GIVEN PROBLEM ::
Repeat each record exactly. Any picture gets left out.

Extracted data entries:
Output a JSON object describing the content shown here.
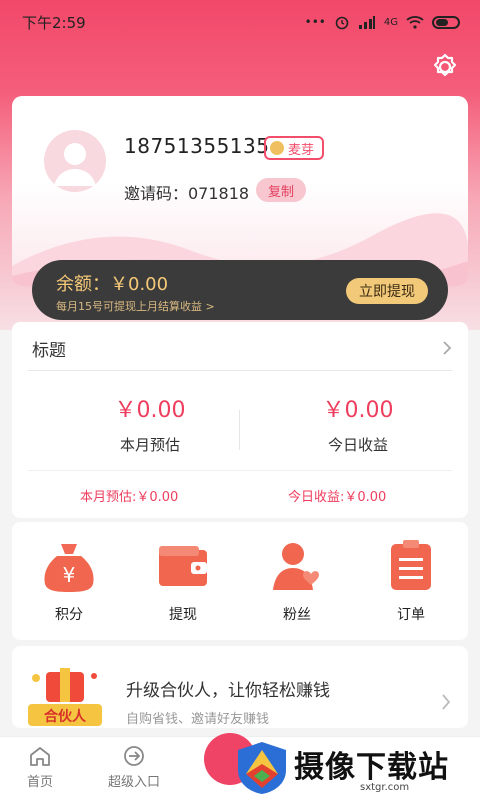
{
  "status_bar": {
    "time": "下午2:59",
    "dots": "•••",
    "signal_label": "4G"
  },
  "profile": {
    "phone": "18751355135",
    "member_level": "麦芽",
    "invite_label": "邀请码：071818",
    "copy_button": "复制"
  },
  "balance": {
    "amount": "余额：￥0.00",
    "note": "每月15号可提现上月结算收益 >",
    "withdraw_button": "立即提现"
  },
  "stats": {
    "title": "标题",
    "month_estimate_value": "￥0.00",
    "month_estimate_label": "本月预估",
    "today_income_value": "￥0.00",
    "today_income_label": "今日收益",
    "month_estimate_line": "本月预估:￥0.00",
    "today_income_line": "今日收益:￥0.00"
  },
  "features": [
    {
      "label": "积分",
      "icon": "money-bag-icon"
    },
    {
      "label": "提现",
      "icon": "wallet-icon"
    },
    {
      "label": "粉丝",
      "icon": "fans-icon"
    },
    {
      "label": "订单",
      "icon": "order-icon"
    }
  ],
  "promo": {
    "title": "升级合伙人，让你轻松赚钱",
    "subtitle": "自购省钱、邀请好友赚钱",
    "image_text": "合伙人"
  },
  "tabbar": [
    {
      "label": "首页",
      "icon": "home-icon"
    },
    {
      "label": "超级入口",
      "icon": "entry-icon"
    }
  ],
  "watermark": {
    "text": "摄像下载站",
    "domain": "sxtgr.com"
  },
  "colors": {
    "primary": "#f2486a",
    "accent_gold": "#f2c979",
    "dark": "#3b3b3b"
  }
}
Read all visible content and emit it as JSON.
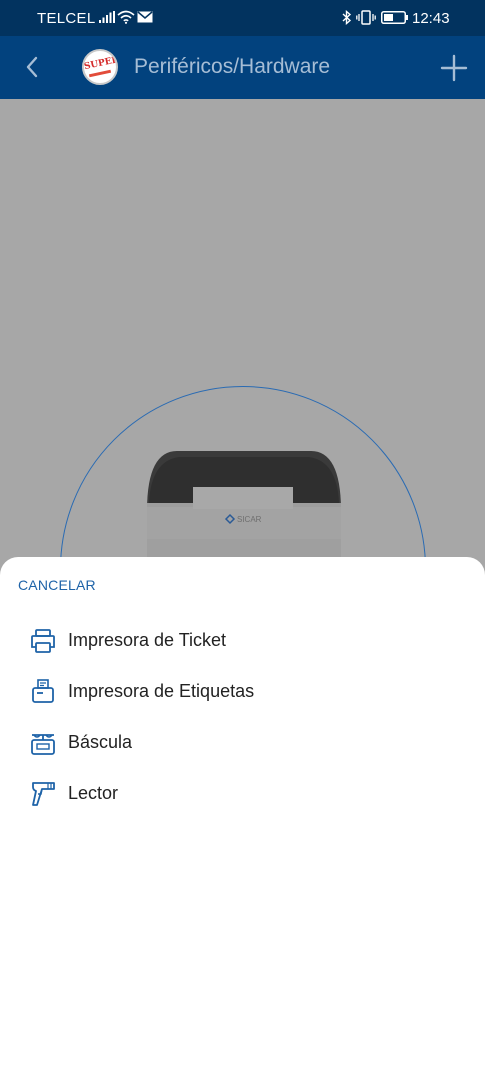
{
  "status_bar": {
    "carrier": "TELCEL",
    "time": "12:43",
    "icons": [
      "signal-icon",
      "wifi-icon",
      "mail-icon",
      "bluetooth-icon",
      "vibrate-icon",
      "battery-icon"
    ]
  },
  "app_bar": {
    "title": "Periféricos/Hardware",
    "logo_text": "SUPER",
    "back_icon": "chevron-left-icon",
    "add_icon": "plus-icon"
  },
  "illustration": {
    "brand": "SICAR"
  },
  "sheet": {
    "cancel_label": "CANCELAR",
    "items": [
      {
        "label": "Impresora de Ticket",
        "icon": "printer-icon"
      },
      {
        "label": "Impresora de Etiquetas",
        "icon": "label-printer-icon"
      },
      {
        "label": "Báscula",
        "icon": "scale-icon"
      },
      {
        "label": "Lector",
        "icon": "scanner-icon"
      }
    ]
  },
  "colors": {
    "status_bar": "#02335f",
    "app_bar": "#02427e",
    "accent": "#1e63a8",
    "scrim": "#a7a7a7"
  }
}
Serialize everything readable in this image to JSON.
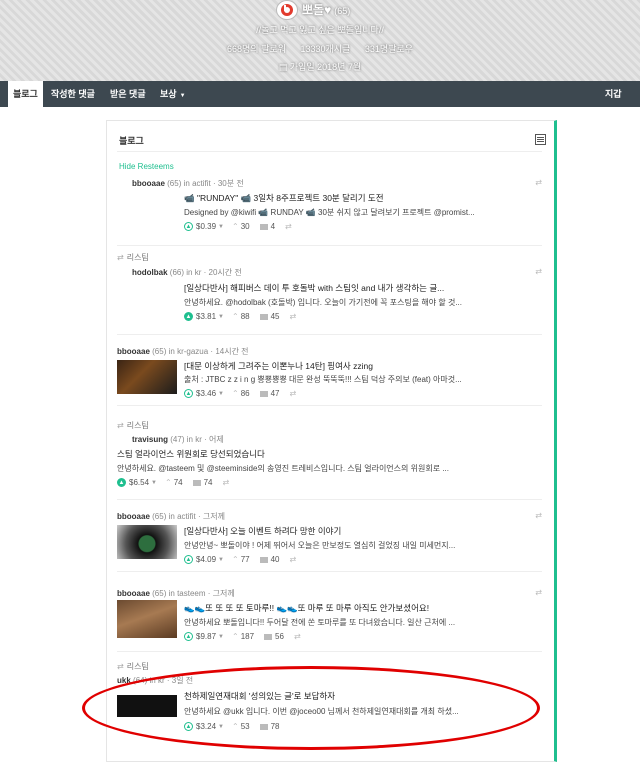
{
  "profile": {
    "name": "뽀돌♥",
    "reputation": "(65)",
    "tagline": "//놀고 먹고 잃고 싶은 뽀돌입니다//",
    "followers": "668명의 팔로워",
    "posts": "13330개시글",
    "following": "331명팔로우",
    "joined": "가입일 2018년 7월"
  },
  "nav": {
    "tabs": [
      "블로그",
      "작성한 댓글",
      "받은 댓글",
      "보상"
    ],
    "wallet": "지갑"
  },
  "panel": {
    "title": "블로그",
    "hide_resteems": "Hide Resteems"
  },
  "posts": [
    {
      "resteem": "",
      "author": "bbooaae",
      "rep": "(65)",
      "in": "in",
      "tag": "actifit",
      "time": "30분 전",
      "title": "📹 \"RUNDAY\" 📹 3일차 8주프로젝트 30분 달리기 도전",
      "body": "Designed by @kiwifi 📹 RUNDAY 📹 30분 쉬지 않고 달려보기 프로젝트 @promist...",
      "payout": "$0.39",
      "votes": "30",
      "comments": "4"
    },
    {
      "resteem": "리스팀",
      "author": "hodolbak",
      "rep": "(66)",
      "in": "in",
      "tag": "kr",
      "time": "20시간 전",
      "title": "[일상다반사] 해피버스 데이 투 호돌박 with 스팀잇 and 내가 생각하는 글...",
      "body": "안녕하세요. @hodolbak (호돌박) 입니다. 오늘이 가기전에 꼭 포스팅을 해야 할 것...",
      "payout": "$3.81",
      "votes": "88",
      "comments": "45"
    },
    {
      "resteem": "",
      "author": "bbooaae",
      "rep": "(65)",
      "in": "in",
      "tag": "kr-gazua",
      "time": "14시간 전",
      "title": "[대문 이상하게 그려주는 이뽄누나 14탄] 핑여사 zzing",
      "body": "출처 : JTBC z z i n g 뿅뿅뿅뿅 대문 완성 뚝뚝뚝!!! 스팀 덕상 주의보 (feat) 아마것...",
      "payout": "$3.46",
      "votes": "86",
      "comments": "47"
    },
    {
      "resteem": "리스팀",
      "author": "travisung",
      "rep": "(47)",
      "in": "in",
      "tag": "kr",
      "time": "어제",
      "title": "스팀 얼라이언스 위원회로 당선되었습니다",
      "body": "안녕하세요. @tasteem 및 @steeminside의 송영진 트레비스입니다. 스팀 얼라이언스의 위원회로 ...",
      "payout": "$6.54",
      "votes": "74",
      "comments": "74"
    },
    {
      "resteem": "",
      "author": "bbooaae",
      "rep": "(65)",
      "in": "in",
      "tag": "actifit",
      "time": "그저께",
      "title": "[일상다반사] 오늘 이벤트 하려다 망한 이야기",
      "body": "안녕안녕~ 뽀돌이야 ! 어제 뛰어서 오늘은 만보정도 열심히 걸었징 내일 미세먼지...",
      "payout": "$4.09",
      "votes": "77",
      "comments": "40"
    },
    {
      "resteem": "",
      "author": "bbooaae",
      "rep": "(65)",
      "in": "in",
      "tag": "tasteem",
      "time": "그저께",
      "title": "👟👟또 또 또 또 토마루!! 👟👟또 마루 또 마루 아직도 안가보셨어요!",
      "body": "안녕하세요 뽀돌입니다!! 두어달 전에 쏜 토마루를 또 다녀왔습니다. 일산 근처에 ...",
      "payout": "$9.87",
      "votes": "187",
      "comments": "56"
    },
    {
      "resteem": "리스팀",
      "author": "ukk",
      "rep": "(64)",
      "in": "in",
      "tag": "kr",
      "time": "3일 전",
      "title": "천하제일연재대회 '성의있는 글'로 보답하자",
      "body": "안녕하세요 @ukk 입니다. 이번 @joceo00 님께서 천하제일연재대회를 개최 하셨...",
      "payout": "$3.24",
      "votes": "53",
      "comments": "78"
    }
  ],
  "colors": {
    "accent": "#1fbf8f",
    "nav": "#3d4850",
    "highlight": "#e00000"
  }
}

SOLUTION BELOW ::
Output a JSON object describing the content shown here.
{
  "status_bar": {
    "time": "下午2:59",
    "dots": "•••",
    "signal_label": "4G"
  },
  "profile": {
    "phone": "18751355135",
    "member_level": "麦芽",
    "invite_label": "邀请码：071818",
    "copy_button": "复制"
  },
  "balance": {
    "amount": "余额：￥0.00",
    "note": "每月15号可提现上月结算收益 >",
    "withdraw_button": "立即提现"
  },
  "stats": {
    "title": "标题",
    "month_estimate_value": "￥0.00",
    "month_estimate_label": "本月预估",
    "today_income_value": "￥0.00",
    "today_income_label": "今日收益",
    "month_estimate_line": "本月预估:￥0.00",
    "today_income_line": "今日收益:￥0.00"
  },
  "features": [
    {
      "label": "积分",
      "icon": "money-bag-icon"
    },
    {
      "label": "提现",
      "icon": "wallet-icon"
    },
    {
      "label": "粉丝",
      "icon": "fans-icon"
    },
    {
      "label": "订单",
      "icon": "order-icon"
    }
  ],
  "promo": {
    "title": "升级合伙人，让你轻松赚钱",
    "subtitle": "自购省钱、邀请好友赚钱",
    "image_text": "合伙人"
  },
  "tabbar": [
    {
      "label": "首页",
      "icon": "home-icon"
    },
    {
      "label": "超级入口",
      "icon": "entry-icon"
    }
  ],
  "watermark": {
    "text": "摄像下载站",
    "domain": "sxtgr.com"
  },
  "colors": {
    "primary": "#f2486a",
    "accent_gold": "#f2c979",
    "dark": "#3b3b3b"
  }
}
Read all visible content and emit it as JSON.
{
  "status_bar": {
    "carrier": "TELCEL",
    "time": "12:43",
    "icons": [
      "signal-icon",
      "wifi-icon",
      "mail-icon",
      "bluetooth-icon",
      "vibrate-icon",
      "battery-icon"
    ]
  },
  "app_bar": {
    "title": "Periféricos/Hardware",
    "logo_text": "SUPER",
    "back_icon": "chevron-left-icon",
    "add_icon": "plus-icon"
  },
  "illustration": {
    "brand": "SICAR"
  },
  "sheet": {
    "cancel_label": "CANCELAR",
    "items": [
      {
        "label": "Impresora de Ticket",
        "icon": "printer-icon"
      },
      {
        "label": "Impresora de Etiquetas",
        "icon": "label-printer-icon"
      },
      {
        "label": "Báscula",
        "icon": "scale-icon"
      },
      {
        "label": "Lector",
        "icon": "scanner-icon"
      }
    ]
  },
  "colors": {
    "status_bar": "#02335f",
    "app_bar": "#02427e",
    "accent": "#1e63a8",
    "scrim": "#a7a7a7"
  }
}
Serialize everything readable in this image to JSON.
{
  "profile": {
    "name": "뽀돌♥",
    "reputation": "(65)",
    "tagline": "//놀고 먹고 잃고 싶은 뽀돌입니다//",
    "followers": "668명의 팔로워",
    "posts": "13330개시글",
    "following": "331명팔로우",
    "joined": "가입일 2018년 7월"
  },
  "nav": {
    "tabs": [
      "블로그",
      "작성한 댓글",
      "받은 댓글",
      "보상"
    ],
    "wallet": "지갑"
  },
  "panel": {
    "title": "블로그",
    "hide_resteems": "Hide Resteems"
  },
  "posts": [
    {
      "resteem": "",
      "author": "bbooaae",
      "rep": "(65)",
      "in": "in",
      "tag": "actifit",
      "time": "30분 전",
      "title": "📹 \"RUNDAY\" 📹 3일차 8주프로젝트 30분 달리기 도전",
      "body": "Designed by @kiwifi 📹 RUNDAY 📹 30분 쉬지 않고 달려보기 프로젝트 @promist...",
      "payout": "$0.39",
      "votes": "30",
      "comments": "4"
    },
    {
      "resteem": "리스팀",
      "author": "hodolbak",
      "rep": "(66)",
      "in": "in",
      "tag": "kr",
      "time": "20시간 전",
      "title": "[일상다반사] 해피버스 데이 투 호돌박 with 스팀잇 and 내가 생각하는 글...",
      "body": "안녕하세요. @hodolbak (호돌박) 입니다. 오늘이 가기전에 꼭 포스팅을 해야 할 것...",
      "payout": "$3.81",
      "votes": "88",
      "comments": "45"
    },
    {
      "resteem": "",
      "author": "bbooaae",
      "rep": "(65)",
      "in": "in",
      "tag": "kr-gazua",
      "time": "14시간 전",
      "title": "[대문 이상하게 그려주는 이뽄누나 14탄] 핑여사 zzing",
      "body": "출처 : JTBC z z i n g 뿅뿅뿅뿅 대문 완성 뚝뚝뚝!!! 스팀 덕상 주의보 (feat) 아마것...",
      "payout": "$3.46",
      "votes": "86",
      "comments": "47"
    },
    {
      "resteem": "리스팀",
      "author": "travisung",
      "rep": "(47)",
      "in": "in",
      "tag": "kr",
      "time": "어제",
      "title": "스팀 얼라이언스 위원회로 당선되었습니다",
      "body": "안녕하세요. @tasteem 및 @steeminside의 송영진 트레비스입니다. 스팀 얼라이언스의 위원회로 ...",
      "payout": "$6.54",
      "votes": "74",
      "comments": "74"
    },
    {
      "resteem": "",
      "author": "bbooaae",
      "rep": "(65)",
      "in": "in",
      "tag": "actifit",
      "time": "그저께",
      "title": "[일상다반사] 오늘 이벤트 하려다 망한 이야기",
      "body": "안녕안녕~ 뽀돌이야 ! 어제 뛰어서 오늘은 만보정도 열심히 걸었징 내일 미세먼지...",
      "payout": "$4.09",
      "votes": "77",
      "comments": "40"
    },
    {
      "resteem": "",
      "author": "bbooaae",
      "rep": "(65)",
      "in": "in",
      "tag": "tasteem",
      "time": "그저께",
      "title": "👟👟또 또 또 또 토마루!! 👟👟또 마루 또 마루 아직도 안가보셨어요!",
      "body": "안녕하세요 뽀돌입니다!! 두어달 전에 쏜 토마루를 또 다녀왔습니다. 일산 근처에 ...",
      "payout": "$9.87",
      "votes": "187",
      "comments": "56"
    },
    {
      "resteem": "리스팀",
      "author": "ukk",
      "rep": "(64)",
      "in": "in",
      "tag": "kr",
      "time": "3일 전",
      "title": "천하제일연재대회 '성의있는 글'로 보답하자",
      "body": "안녕하세요 @ukk 입니다. 이번 @joceo00 님께서 천하제일연재대회를 개최 하셨...",
      "payout": "$3.24",
      "votes": "53",
      "comments": "78"
    }
  ],
  "colors": {
    "accent": "#1fbf8f",
    "nav": "#3d4850",
    "highlight": "#e00000"
  }
}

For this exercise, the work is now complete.